— Short task —
Reproduce the listing from its first line through the line containing "- snapchat-icon: [10, 309, 26, 329]", replacing "bounding boxes" with "coordinates" and leaving everything else unchanged.

— Input rows —
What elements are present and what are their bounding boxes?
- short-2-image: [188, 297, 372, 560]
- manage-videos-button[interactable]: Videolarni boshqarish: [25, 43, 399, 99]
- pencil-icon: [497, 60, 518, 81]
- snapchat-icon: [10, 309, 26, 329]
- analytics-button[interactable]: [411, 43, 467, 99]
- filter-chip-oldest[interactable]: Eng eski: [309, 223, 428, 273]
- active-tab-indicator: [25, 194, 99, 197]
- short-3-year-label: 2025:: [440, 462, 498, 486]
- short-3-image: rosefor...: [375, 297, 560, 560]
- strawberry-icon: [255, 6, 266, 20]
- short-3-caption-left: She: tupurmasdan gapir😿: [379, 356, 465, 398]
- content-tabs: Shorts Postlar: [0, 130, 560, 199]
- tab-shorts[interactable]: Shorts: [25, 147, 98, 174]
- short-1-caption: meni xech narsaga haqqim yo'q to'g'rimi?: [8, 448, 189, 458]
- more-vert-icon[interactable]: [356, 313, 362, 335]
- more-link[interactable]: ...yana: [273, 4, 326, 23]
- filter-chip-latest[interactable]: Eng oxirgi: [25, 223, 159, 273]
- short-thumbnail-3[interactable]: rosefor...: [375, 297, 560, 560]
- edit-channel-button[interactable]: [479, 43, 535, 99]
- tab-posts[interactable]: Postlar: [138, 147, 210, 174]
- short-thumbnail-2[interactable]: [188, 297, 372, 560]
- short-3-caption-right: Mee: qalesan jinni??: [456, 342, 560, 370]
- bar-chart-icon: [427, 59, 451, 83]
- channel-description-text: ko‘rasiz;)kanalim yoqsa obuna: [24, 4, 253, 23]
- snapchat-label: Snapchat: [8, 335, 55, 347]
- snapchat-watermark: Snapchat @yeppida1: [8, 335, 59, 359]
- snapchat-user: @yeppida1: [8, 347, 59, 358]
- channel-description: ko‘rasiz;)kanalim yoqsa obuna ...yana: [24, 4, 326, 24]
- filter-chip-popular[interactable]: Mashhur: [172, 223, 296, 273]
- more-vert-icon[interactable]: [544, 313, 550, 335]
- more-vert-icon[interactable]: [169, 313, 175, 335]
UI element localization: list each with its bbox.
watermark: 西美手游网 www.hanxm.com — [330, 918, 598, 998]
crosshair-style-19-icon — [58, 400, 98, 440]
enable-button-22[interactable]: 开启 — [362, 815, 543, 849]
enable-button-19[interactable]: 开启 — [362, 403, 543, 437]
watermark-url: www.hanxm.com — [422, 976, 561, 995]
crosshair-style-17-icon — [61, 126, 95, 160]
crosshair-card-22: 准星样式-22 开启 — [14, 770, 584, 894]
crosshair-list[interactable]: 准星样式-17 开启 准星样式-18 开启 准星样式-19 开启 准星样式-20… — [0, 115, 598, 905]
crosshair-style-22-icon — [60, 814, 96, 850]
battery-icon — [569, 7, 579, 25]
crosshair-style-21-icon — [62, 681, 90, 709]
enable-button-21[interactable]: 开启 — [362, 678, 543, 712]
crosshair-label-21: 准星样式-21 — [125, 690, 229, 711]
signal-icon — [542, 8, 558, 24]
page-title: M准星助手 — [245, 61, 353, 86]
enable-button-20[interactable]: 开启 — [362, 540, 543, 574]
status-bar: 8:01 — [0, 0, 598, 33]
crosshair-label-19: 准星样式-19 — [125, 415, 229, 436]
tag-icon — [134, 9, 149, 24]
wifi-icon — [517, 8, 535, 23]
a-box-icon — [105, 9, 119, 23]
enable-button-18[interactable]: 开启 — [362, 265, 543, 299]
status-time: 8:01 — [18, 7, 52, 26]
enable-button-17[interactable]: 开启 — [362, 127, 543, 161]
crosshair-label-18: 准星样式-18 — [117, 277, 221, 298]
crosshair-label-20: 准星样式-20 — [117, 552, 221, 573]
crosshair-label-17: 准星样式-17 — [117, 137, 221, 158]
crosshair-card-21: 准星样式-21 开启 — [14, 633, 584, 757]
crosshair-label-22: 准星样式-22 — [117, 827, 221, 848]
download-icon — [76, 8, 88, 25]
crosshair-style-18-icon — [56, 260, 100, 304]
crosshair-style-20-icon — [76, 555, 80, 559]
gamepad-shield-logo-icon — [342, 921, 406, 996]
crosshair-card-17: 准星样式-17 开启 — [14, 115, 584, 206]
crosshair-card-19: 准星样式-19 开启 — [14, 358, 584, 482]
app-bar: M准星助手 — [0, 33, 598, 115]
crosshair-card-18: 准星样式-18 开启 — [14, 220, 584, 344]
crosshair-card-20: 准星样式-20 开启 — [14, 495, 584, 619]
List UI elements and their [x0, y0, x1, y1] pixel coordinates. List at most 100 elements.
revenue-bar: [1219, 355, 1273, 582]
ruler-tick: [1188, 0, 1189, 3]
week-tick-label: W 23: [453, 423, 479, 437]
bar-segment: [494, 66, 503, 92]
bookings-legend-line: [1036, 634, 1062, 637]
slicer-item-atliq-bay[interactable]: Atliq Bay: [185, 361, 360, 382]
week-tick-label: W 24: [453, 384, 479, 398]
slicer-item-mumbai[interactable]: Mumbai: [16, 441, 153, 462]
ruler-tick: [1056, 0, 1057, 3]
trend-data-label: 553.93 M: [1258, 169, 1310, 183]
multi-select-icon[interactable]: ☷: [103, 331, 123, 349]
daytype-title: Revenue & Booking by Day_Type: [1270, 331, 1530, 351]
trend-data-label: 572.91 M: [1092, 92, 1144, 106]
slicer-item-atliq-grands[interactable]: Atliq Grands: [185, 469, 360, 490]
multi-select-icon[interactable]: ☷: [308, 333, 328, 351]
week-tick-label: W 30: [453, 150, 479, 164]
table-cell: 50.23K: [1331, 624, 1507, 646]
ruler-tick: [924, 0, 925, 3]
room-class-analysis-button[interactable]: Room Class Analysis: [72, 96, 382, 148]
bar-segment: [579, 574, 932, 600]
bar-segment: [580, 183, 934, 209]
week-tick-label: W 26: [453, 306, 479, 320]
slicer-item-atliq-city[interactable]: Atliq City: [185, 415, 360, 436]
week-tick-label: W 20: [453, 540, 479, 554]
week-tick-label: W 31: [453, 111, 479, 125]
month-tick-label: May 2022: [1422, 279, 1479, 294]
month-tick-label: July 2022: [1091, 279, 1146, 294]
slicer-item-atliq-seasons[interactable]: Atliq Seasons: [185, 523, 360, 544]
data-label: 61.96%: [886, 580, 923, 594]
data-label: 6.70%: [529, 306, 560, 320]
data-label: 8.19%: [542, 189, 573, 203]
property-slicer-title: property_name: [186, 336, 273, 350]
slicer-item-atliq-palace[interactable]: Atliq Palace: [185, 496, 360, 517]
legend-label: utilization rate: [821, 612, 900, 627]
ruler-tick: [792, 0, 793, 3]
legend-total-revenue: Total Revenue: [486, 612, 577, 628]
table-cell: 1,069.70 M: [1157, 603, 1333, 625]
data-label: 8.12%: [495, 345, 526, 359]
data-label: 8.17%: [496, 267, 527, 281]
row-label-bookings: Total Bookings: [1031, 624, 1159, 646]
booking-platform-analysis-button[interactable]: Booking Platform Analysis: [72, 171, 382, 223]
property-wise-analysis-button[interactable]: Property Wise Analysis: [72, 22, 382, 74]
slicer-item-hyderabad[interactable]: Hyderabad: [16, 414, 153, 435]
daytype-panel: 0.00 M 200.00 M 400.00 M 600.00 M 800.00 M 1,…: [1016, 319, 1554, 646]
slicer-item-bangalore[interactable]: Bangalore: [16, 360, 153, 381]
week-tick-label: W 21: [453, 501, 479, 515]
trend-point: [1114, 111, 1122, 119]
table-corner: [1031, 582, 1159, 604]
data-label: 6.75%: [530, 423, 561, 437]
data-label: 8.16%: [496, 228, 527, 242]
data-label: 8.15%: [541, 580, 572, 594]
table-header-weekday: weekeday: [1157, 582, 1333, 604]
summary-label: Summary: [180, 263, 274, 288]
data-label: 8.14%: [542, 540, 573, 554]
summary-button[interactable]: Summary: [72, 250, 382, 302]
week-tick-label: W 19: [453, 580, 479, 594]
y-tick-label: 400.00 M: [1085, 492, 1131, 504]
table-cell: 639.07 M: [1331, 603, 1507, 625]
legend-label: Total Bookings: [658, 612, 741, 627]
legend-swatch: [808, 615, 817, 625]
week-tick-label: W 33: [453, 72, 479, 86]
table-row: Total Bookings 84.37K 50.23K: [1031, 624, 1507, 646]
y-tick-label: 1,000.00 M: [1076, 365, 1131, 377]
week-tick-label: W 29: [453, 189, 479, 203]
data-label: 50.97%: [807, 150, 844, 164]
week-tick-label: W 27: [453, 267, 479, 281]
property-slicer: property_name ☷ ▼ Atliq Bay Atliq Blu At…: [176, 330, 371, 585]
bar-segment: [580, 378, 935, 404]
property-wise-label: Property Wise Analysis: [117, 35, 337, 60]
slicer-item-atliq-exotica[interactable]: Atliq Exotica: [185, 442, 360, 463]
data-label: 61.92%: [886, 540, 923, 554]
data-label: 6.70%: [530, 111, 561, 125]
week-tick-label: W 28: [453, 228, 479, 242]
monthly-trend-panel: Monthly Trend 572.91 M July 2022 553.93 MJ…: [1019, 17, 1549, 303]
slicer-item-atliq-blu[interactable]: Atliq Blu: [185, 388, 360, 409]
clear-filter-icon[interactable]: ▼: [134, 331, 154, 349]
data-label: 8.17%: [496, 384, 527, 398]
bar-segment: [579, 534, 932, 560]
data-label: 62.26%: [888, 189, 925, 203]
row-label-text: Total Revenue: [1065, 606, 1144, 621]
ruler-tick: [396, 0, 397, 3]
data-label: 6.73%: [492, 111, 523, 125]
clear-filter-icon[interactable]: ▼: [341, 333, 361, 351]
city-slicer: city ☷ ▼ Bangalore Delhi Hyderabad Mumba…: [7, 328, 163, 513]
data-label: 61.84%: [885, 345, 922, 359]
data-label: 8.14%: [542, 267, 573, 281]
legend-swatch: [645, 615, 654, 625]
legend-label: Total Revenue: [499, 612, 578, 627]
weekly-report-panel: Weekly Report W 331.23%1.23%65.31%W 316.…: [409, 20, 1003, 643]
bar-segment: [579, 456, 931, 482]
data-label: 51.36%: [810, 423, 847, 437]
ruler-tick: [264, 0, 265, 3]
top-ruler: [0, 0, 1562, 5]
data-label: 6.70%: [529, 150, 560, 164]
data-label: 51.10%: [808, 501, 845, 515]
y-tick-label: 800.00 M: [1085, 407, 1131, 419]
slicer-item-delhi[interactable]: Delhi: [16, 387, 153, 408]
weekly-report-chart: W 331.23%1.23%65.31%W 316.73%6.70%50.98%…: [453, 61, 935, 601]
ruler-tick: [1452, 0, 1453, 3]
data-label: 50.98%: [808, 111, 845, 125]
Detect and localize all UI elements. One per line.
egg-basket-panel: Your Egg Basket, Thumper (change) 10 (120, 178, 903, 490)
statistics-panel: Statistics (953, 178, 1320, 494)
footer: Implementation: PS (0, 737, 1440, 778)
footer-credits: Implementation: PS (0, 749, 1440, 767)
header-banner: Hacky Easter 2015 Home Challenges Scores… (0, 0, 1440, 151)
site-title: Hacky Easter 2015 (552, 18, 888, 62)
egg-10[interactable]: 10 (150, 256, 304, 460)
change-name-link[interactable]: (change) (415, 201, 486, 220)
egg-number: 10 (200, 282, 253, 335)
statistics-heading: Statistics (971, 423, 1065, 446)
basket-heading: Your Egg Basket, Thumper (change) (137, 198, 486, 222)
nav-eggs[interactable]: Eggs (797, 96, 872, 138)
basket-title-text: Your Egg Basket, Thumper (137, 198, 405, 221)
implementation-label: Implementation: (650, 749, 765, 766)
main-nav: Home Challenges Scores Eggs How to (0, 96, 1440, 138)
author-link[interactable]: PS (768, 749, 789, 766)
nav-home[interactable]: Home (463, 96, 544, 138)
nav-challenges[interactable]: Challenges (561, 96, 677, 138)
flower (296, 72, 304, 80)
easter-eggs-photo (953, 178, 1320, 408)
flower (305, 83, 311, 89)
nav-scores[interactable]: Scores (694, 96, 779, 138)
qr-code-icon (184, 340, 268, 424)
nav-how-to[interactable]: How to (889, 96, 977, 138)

— Exercise solution —
What elements are present and what are their coordinates?
- short-2-image: [188, 297, 372, 560]
- manage-videos-button[interactable]: Videolarni boshqarish: [25, 43, 399, 99]
- pencil-icon: [497, 60, 518, 81]
- snapchat-icon: [10, 309, 26, 329]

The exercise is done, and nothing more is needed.